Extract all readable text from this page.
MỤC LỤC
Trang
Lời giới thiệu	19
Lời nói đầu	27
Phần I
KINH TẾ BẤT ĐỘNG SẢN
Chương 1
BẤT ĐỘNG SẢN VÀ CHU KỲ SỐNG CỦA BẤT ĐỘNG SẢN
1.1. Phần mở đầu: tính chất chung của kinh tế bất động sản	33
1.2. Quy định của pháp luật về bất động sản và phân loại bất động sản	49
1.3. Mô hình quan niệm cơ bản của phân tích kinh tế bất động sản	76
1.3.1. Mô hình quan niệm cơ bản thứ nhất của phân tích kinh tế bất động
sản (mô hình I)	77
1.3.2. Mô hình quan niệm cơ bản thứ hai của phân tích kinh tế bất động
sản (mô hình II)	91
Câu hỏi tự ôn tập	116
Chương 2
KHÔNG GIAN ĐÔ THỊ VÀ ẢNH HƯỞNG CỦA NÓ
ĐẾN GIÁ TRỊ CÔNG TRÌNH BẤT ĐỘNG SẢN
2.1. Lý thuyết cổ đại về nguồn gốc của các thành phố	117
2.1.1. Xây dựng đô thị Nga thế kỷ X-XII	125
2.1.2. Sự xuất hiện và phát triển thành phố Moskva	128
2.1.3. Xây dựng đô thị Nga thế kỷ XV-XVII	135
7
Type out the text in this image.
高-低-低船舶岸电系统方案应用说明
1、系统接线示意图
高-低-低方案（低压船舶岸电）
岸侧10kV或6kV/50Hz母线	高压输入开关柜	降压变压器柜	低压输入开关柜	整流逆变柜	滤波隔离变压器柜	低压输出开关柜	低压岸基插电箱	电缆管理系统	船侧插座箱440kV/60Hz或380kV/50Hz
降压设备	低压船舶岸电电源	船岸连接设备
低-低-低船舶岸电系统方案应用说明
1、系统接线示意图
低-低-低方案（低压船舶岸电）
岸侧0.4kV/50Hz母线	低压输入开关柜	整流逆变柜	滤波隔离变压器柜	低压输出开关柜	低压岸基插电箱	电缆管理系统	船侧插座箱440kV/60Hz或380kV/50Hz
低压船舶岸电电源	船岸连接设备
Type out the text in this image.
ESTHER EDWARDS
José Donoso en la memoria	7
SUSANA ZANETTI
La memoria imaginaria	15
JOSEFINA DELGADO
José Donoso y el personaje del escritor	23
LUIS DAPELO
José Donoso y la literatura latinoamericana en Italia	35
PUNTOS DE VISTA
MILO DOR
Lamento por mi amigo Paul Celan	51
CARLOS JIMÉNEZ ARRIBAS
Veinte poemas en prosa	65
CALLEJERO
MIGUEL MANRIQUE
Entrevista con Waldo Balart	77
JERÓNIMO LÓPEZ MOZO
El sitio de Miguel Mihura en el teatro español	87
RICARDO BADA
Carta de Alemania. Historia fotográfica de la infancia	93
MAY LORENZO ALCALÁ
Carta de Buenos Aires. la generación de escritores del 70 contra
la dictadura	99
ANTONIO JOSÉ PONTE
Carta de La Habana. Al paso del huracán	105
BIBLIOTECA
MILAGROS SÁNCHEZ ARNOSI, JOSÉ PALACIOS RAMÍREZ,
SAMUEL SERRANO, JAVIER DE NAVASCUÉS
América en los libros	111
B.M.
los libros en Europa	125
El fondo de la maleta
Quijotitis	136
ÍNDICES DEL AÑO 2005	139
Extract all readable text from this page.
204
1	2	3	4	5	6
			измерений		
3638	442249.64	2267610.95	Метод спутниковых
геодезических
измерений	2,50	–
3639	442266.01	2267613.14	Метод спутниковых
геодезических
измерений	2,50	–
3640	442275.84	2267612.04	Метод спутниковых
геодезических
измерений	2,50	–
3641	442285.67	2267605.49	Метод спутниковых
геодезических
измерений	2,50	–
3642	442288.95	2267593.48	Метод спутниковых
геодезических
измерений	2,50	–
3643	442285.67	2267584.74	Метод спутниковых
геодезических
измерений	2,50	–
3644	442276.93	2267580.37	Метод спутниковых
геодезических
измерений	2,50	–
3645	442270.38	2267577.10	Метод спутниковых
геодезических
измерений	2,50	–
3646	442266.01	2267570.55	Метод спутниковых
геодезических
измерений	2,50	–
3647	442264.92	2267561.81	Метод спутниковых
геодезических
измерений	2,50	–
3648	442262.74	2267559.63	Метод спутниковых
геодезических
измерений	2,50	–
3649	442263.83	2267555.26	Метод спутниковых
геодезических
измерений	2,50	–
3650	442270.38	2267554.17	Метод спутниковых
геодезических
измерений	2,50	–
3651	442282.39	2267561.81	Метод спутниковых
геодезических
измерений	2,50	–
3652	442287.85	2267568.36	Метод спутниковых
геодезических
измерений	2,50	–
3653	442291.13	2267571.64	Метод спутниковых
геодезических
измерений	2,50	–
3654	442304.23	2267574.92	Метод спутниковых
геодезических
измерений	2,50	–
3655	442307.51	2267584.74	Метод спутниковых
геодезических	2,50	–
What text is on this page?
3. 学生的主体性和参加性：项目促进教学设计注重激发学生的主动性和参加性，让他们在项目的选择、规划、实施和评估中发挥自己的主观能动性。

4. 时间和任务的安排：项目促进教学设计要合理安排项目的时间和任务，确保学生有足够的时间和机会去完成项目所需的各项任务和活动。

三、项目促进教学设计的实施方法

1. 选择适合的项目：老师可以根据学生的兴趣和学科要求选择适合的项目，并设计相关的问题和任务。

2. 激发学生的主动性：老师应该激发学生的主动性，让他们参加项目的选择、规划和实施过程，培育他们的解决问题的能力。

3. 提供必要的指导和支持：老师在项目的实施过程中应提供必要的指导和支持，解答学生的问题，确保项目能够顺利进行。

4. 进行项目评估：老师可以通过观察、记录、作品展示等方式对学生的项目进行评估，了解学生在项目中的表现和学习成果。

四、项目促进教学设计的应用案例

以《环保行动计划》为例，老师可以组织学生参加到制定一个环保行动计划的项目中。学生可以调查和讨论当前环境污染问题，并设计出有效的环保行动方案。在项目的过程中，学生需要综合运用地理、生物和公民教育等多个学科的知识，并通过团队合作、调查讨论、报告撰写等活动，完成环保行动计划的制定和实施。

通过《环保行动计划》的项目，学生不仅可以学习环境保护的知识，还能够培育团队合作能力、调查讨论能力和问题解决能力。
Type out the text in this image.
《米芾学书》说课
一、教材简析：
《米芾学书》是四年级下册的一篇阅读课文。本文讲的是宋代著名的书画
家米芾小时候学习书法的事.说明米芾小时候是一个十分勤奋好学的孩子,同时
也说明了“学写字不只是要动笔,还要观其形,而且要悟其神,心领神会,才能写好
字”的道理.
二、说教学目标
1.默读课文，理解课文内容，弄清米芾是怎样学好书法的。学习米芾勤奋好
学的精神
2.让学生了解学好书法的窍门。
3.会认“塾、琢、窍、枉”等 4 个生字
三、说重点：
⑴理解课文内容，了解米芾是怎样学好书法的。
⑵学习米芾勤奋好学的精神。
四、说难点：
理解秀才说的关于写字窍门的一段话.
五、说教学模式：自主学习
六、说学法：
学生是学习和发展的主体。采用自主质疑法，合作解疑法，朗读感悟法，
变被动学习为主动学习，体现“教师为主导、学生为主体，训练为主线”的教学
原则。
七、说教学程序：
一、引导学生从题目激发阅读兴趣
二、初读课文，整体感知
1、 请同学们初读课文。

··········

What is being asked:
Reproduce the complete data exactly as presented above.

Full solution:
Extract all readable text from this page.
MỤC LỤC
Trang
Lời giới thiệu	19
Lời nói đầu	27
Phần I
KINH TẾ BẤT ĐỘNG SẢN
Chương 1
BẤT ĐỘNG SẢN VÀ CHU KỲ SỐNG CỦA BẤT ĐỘNG SẢN
1.1. Phần mở đầu: tính chất chung của kinh tế bất động sản	33
1.2. Quy định của pháp luật về bất động sản và phân loại bất động sản	49
1.3. Mô hình quan niệm cơ bản của phân tích kinh tế bất động sản	76
1.3.1. Mô hình quan niệm cơ bản thứ nhất của phân tích kinh tế bất động
sản (mô hình I)	77
1.3.2. Mô hình quan niệm cơ bản thứ hai của phân tích kinh tế bất động
sản (mô hình II)	91
Câu hỏi tự ôn tập	116
Chương 2
KHÔNG GIAN ĐÔ THỊ VÀ ẢNH HƯỞNG CỦA NÓ
ĐẾN GIÁ TRỊ CÔNG TRÌNH BẤT ĐỘNG SẢN
2.1. Lý thuyết cổ đại về nguồn gốc của các thành phố	117
2.1.1. Xây dựng đô thị Nga thế kỷ X-XII	125
2.1.2. Sự xuất hiện và phát triển thành phố Moskva	128
2.1.3. Xây dựng đô thị Nga thế kỷ XV-XVII	135
7
Type out the text in this image.
高-低-低船舶岸电系统方案应用说明
1、系统接线示意图
高-低-低方案（低压船舶岸电）
岸侧10kV或6kV/50Hz母线	高压输入开关柜	降压变压器柜	低压输入开关柜	整流逆变柜	滤波隔离变压器柜	低压输出开关柜	低压岸基插电箱	电缆管理系统	船侧插座箱440kV/60Hz或380kV/50Hz
降压设备	低压船舶岸电电源	船岸连接设备
低-低-低船舶岸电系统方案应用说明
1、系统接线示意图
低-低-低方案（低压船舶岸电）
岸侧0.4kV/50Hz母线	低压输入开关柜	整流逆变柜	滤波隔离变压器柜	低压输出开关柜	低压岸基插电箱	电缆管理系统	船侧插座箱440kV/60Hz或380kV/50Hz
低压船舶岸电电源	船岸连接设备
Type out the text in this image.
ESTHER EDWARDS
José Donoso en la memoria	7
SUSANA ZANETTI
La memoria imaginaria	15
JOSEFINA DELGADO
José Donoso y el personaje del escritor	23
LUIS DAPELO
José Donoso y la literatura latinoamericana en Italia	35
PUNTOS DE VISTA
MILO DOR
Lamento por mi amigo Paul Celan	51
CARLOS JIMÉNEZ ARRIBAS
Veinte poemas en prosa	65
CALLEJERO
MIGUEL MANRIQUE
Entrevista con Waldo Balart	77
JERÓNIMO LÓPEZ MOZO
El sitio de Miguel Mihura en el teatro español	87
RICARDO BADA
Carta de Alemania. Historia fotográfica de la infancia	93
MAY LORENZO ALCALÁ
Carta de Buenos Aires. la generación de escritores del 70 contra
la dictadura	99
ANTONIO JOSÉ PONTE
Carta de La Habana. Al paso del huracán	105
BIBLIOTECA
MILAGROS SÁNCHEZ ARNOSI, JOSÉ PALACIOS RAMÍREZ,
SAMUEL SERRANO, JAVIER DE NAVASCUÉS
América en los libros	111
B.M.
los libros en Europa	125
El fondo de la maleta
Quijotitis	136
ÍNDICES DEL AÑO 2005	139
Extract all readable text from this page.
204
1	2	3	4	5	6
			измерений		
3638	442249.64	2267610.95	Метод спутниковых
геодезических
измерений	2,50	–
3639	442266.01	2267613.14	Метод спутниковых
геодезических
измерений	2,50	–
3640	442275.84	2267612.04	Метод спутниковых
геодезических
измерений	2,50	–
3641	442285.67	2267605.49	Метод спутниковых
геодезических
измерений	2,50	–
3642	442288.95	2267593.48	Метод спутниковых
геодезических
измерений	2,50	–
3643	442285.67	2267584.74	Метод спутниковых
геодезических
измерений	2,50	–
3644	442276.93	2267580.37	Метод спутниковых
геодезических
измерений	2,50	–
3645	442270.38	2267577.10	Метод спутниковых
геодезических
измерений	2,50	–
3646	442266.01	2267570.55	Метод спутниковых
геодезических
измерений	2,50	–
3647	442264.92	2267561.81	Метод спутниковых
геодезических
измерений	2,50	–
3648	442262.74	2267559.63	Метод спутниковых
геодезических
измерений	2,50	–
3649	442263.83	2267555.26	Метод спутниковых
геодезических
измерений	2,50	–
3650	442270.38	2267554.17	Метод спутниковых
геодезических
измерений	2,50	–
3651	442282.39	2267561.81	Метод спутниковых
геодезических
измерений	2,50	–
3652	442287.85	2267568.36	Метод спутниковых
геодезических
измерений	2,50	–
3653	442291.13	2267571.64	Метод спутниковых
геодезических
измерений	2,50	–
3654	442304.23	2267574.92	Метод спутниковых
геодезических
измерений	2,50	–
3655	442307.51	2267584.74	Метод спутниковых
геодезических	2,50	–
What text is on this page?
3. 学生的主体性和参加性：项目促进教学设计注重激发学生的主动性和参加性，让他们在项目的选择、规划、实施和评估中发挥自己的主观能动性。

4. 时间和任务的安排：项目促进教学设计要合理安排项目的时间和任务，确保学生有足够的时间和机会去完成项目所需的各项任务和活动。

三、项目促进教学设计的实施方法

1. 选择适合的项目：老师可以根据学生的兴趣和学科要求选择适合的项目，并设计相关的问题和任务。

2. 激发学生的主动性：老师应该激发学生的主动性，让他们参加项目的选择、规划和实施过程，培育他们的解决问题的能力。

3. 提供必要的指导和支持：老师在项目的实施过程中应提供必要的指导和支持，解答学生的问题，确保项目能够顺利进行。

4. 进行项目评估：老师可以通过观察、记录、作品展示等方式对学生的项目进行评估，了解学生在项目中的表现和学习成果。

四、项目促进教学设计的应用案例

以《环保行动计划》为例，老师可以组织学生参加到制定一个环保行动计划的项目中。学生可以调查和讨论当前环境污染问题，并设计出有效的环保行动方案。在项目的过程中，学生需要综合运用地理、生物和公民教育等多个学科的知识，并通过团队合作、调查讨论、报告撰写等活动，完成环保行动计划的制定和实施。

通过《环保行动计划》的项目，学生不仅可以学习环境保护的知识，还能够培育团队合作能力、调查讨论能力和问题解决能力。
Type out the text in this image.
《米芾学书》说课
一、教材简析：
《米芾学书》是四年级下册的一篇阅读课文。本文讲的是宋代著名的书画
家米芾小时候学习书法的事.说明米芾小时候是一个十分勤奋好学的孩子,同时
也说明了“学写字不只是要动笔,还要观其形,而且要悟其神,心领神会,才能写好
字”的道理.
二、说教学目标
1.默读课文，理解课文内容，弄清米芾是怎样学好书法的。学习米芾勤奋好
学的精神
2.让学生了解学好书法的窍门。
3.会认“塾、琢、窍、枉”等 4 个生字
三、说重点：
⑴理解课文内容，了解米芾是怎样学好书法的。
⑵学习米芾勤奋好学的精神。
四、说难点：
理解秀才说的关于写字窍门的一段话.
五、说教学模式：自主学习
六、说学法：
学生是学习和发展的主体。采用自主质疑法，合作解疑法，朗读感悟法，
变被动学习为主动学习，体现“教师为主导、学生为主体，训练为主线”的教学
原则。
七、说教学程序：
一、引导学生从题目激发阅读兴趣
二、初读课文，整体感知
1、 请同学们初读课文。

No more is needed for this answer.